- Your goal -
Pick out every line holding the string "Kraft" and copy it.

- Exercise material -
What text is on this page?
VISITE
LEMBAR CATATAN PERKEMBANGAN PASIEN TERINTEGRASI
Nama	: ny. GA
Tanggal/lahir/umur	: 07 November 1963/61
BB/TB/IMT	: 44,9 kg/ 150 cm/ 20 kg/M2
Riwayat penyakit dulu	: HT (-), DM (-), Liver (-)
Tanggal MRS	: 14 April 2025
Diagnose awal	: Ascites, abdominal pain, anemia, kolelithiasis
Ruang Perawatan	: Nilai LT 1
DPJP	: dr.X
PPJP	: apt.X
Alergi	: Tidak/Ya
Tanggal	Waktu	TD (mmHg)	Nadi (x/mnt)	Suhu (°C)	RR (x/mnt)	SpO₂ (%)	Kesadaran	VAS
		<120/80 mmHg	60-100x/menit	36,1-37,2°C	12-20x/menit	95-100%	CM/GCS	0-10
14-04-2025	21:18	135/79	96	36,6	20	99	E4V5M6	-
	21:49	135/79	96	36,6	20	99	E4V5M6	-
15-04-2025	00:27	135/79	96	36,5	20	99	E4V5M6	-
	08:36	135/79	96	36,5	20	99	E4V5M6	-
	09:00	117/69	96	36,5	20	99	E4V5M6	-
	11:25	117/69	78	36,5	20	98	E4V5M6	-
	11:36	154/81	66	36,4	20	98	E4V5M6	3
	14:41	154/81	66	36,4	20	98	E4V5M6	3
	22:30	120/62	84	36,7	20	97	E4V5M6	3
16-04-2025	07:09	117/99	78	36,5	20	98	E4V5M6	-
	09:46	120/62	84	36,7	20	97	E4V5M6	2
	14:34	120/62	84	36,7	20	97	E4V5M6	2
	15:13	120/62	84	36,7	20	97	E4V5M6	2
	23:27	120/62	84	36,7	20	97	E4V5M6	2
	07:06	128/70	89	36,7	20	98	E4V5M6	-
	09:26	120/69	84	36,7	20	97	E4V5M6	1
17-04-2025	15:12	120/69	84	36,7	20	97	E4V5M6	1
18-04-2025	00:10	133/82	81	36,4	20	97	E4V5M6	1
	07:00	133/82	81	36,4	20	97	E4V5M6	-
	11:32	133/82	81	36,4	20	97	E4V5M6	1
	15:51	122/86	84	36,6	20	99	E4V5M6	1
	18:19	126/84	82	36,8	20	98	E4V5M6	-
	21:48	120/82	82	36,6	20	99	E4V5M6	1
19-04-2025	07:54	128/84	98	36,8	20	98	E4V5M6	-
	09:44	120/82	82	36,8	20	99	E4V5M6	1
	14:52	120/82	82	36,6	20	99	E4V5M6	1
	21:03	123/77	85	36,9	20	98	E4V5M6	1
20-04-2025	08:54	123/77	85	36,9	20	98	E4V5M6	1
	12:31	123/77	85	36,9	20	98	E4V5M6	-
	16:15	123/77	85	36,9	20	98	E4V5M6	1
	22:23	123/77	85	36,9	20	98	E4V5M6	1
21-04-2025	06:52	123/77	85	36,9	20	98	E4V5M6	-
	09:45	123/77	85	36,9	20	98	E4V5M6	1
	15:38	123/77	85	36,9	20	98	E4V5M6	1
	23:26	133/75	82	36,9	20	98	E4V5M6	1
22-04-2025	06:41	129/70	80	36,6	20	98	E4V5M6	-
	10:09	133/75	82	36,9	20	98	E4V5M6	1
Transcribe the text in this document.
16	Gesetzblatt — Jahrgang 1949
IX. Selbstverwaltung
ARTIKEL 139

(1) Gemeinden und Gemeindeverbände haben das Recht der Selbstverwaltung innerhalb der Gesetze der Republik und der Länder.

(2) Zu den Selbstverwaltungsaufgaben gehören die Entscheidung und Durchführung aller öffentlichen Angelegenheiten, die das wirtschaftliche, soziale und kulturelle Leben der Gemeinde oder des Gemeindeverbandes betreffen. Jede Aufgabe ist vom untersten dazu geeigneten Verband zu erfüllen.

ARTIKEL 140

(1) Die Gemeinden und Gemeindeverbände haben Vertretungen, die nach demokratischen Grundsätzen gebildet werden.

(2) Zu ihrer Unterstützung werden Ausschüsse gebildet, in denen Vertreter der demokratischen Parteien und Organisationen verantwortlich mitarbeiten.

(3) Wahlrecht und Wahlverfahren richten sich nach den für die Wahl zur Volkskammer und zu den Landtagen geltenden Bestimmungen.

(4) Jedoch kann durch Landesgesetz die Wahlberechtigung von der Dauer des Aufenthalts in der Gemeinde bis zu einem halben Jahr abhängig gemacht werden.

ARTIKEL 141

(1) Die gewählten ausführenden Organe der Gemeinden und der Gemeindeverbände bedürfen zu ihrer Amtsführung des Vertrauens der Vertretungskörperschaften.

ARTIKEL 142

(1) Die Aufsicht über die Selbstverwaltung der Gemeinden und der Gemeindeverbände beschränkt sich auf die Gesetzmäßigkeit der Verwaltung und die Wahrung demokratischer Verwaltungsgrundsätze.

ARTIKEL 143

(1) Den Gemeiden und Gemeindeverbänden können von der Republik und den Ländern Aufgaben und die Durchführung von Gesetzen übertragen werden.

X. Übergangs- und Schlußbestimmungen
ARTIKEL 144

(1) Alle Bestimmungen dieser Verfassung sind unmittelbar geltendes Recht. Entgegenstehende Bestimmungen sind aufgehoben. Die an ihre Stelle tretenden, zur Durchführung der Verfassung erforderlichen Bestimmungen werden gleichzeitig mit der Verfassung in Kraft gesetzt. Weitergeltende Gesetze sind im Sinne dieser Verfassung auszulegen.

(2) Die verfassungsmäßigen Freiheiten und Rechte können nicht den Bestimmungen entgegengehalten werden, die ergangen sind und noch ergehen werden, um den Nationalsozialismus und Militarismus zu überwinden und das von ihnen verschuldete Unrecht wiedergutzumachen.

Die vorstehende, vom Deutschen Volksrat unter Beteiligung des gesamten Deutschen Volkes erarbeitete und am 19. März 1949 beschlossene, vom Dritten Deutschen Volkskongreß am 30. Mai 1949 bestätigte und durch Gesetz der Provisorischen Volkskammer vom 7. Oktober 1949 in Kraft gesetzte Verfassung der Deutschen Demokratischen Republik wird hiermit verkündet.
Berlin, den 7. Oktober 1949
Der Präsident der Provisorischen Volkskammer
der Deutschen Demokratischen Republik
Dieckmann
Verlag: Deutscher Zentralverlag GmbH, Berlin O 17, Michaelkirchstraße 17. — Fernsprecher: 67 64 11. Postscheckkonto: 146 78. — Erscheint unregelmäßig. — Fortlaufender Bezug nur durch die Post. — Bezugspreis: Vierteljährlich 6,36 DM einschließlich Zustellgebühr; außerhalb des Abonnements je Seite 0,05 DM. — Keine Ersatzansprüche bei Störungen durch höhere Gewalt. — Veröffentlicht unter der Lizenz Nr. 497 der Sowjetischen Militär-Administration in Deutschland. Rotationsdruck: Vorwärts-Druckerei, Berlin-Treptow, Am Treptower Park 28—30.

- Solution -
(1) Alle Bestimmungen dieser Verfassung sind unmittelbar geltendes Recht. Entgegenstehende Bestimmungen sind aufgehoben. Die an ihre Stelle tretenden, zur Durchführung der Verfassung erforderlichen Bestimmungen werden gleichzeitig mit der Verfassung in Kraft gesetzt. Weitergeltende Gesetze sind im Sinne dieser Verfassung auszulegen.
Die vorstehende, vom Deutschen Volksrat unter Beteiligung des gesamten Deutschen Volkes erarbeitete und am 19. März 1949 beschlossene, vom Dritten Deutschen Volkskongreß am 30. Mai 1949 bestätigte und durch Gesetz der Provisorischen Volkskammer vom 7. Oktober 1949 in Kraft gesetzte Verfassung der Deutschen Demokratischen Republik wird hiermit verkündet.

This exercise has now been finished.